* _Requirements_: Copy out all lines carrying the word "грамоты".

* _Data supplied_:
══════════════════════════════
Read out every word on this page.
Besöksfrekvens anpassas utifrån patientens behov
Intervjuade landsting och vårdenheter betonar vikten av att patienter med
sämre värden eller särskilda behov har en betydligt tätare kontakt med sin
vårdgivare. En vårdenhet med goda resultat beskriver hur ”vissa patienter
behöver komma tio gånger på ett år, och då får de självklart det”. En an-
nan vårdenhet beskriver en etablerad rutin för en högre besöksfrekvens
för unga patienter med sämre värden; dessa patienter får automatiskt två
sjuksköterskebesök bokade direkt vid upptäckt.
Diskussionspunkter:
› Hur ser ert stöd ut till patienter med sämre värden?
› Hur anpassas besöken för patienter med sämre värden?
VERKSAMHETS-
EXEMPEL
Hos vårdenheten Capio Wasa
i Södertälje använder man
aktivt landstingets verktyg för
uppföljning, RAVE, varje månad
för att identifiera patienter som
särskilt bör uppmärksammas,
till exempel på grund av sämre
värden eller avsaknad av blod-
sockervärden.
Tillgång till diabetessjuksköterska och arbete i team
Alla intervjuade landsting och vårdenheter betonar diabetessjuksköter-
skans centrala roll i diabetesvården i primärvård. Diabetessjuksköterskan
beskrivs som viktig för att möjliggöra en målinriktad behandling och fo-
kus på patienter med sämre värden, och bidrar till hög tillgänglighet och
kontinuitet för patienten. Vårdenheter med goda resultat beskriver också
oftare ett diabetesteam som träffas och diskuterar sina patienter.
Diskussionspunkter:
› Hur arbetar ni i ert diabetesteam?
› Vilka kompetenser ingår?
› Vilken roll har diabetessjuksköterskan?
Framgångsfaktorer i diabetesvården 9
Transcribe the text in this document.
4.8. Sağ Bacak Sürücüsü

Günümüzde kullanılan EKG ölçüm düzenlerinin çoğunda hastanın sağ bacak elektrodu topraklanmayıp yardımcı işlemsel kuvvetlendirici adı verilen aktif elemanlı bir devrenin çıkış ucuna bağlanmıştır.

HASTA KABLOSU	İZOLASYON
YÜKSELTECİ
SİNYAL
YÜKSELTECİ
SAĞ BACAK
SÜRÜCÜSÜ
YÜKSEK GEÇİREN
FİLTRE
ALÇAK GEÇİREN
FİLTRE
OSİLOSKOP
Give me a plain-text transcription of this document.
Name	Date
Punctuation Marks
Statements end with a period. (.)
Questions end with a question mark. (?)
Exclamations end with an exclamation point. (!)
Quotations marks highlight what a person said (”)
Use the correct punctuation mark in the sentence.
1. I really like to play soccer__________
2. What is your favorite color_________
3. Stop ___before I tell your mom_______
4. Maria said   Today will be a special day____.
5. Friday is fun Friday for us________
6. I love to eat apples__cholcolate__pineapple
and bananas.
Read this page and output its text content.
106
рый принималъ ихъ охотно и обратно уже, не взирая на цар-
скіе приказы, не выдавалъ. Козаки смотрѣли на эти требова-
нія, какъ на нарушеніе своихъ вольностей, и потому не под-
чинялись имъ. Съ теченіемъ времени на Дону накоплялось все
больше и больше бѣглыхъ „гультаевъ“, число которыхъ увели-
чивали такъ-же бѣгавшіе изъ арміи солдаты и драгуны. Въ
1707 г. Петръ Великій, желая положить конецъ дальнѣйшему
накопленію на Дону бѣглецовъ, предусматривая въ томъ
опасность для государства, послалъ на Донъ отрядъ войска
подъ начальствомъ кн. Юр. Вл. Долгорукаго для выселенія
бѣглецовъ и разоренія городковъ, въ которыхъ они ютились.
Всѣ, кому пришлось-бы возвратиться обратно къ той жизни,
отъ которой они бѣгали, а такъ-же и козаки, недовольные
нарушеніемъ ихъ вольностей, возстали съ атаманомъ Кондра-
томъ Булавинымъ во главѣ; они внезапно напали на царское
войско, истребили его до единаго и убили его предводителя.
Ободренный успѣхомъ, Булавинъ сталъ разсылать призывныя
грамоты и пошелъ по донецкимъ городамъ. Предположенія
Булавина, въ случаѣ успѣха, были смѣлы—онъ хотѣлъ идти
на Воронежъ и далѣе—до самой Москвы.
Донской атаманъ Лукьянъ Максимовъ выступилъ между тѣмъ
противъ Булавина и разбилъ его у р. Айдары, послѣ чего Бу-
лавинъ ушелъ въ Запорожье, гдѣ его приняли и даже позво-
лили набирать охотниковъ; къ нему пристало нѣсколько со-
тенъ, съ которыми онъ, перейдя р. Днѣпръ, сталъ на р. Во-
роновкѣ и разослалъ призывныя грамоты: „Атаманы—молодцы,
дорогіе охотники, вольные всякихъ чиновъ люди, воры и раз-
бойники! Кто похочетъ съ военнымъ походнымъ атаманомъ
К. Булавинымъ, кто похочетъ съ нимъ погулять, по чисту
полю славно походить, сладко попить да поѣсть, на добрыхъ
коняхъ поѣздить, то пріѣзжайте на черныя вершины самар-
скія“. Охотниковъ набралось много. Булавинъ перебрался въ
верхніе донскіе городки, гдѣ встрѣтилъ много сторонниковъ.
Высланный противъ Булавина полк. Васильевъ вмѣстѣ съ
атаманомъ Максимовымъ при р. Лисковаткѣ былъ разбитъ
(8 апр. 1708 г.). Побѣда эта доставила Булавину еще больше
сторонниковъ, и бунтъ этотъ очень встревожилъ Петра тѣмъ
══════════════════════════════
* _Task answer_:
грамоты и пошелъ по донецкимъ городамъ. Предположенія
роновкѣ и разослалъ призывныя грамоты: „Атаманы—молодцы,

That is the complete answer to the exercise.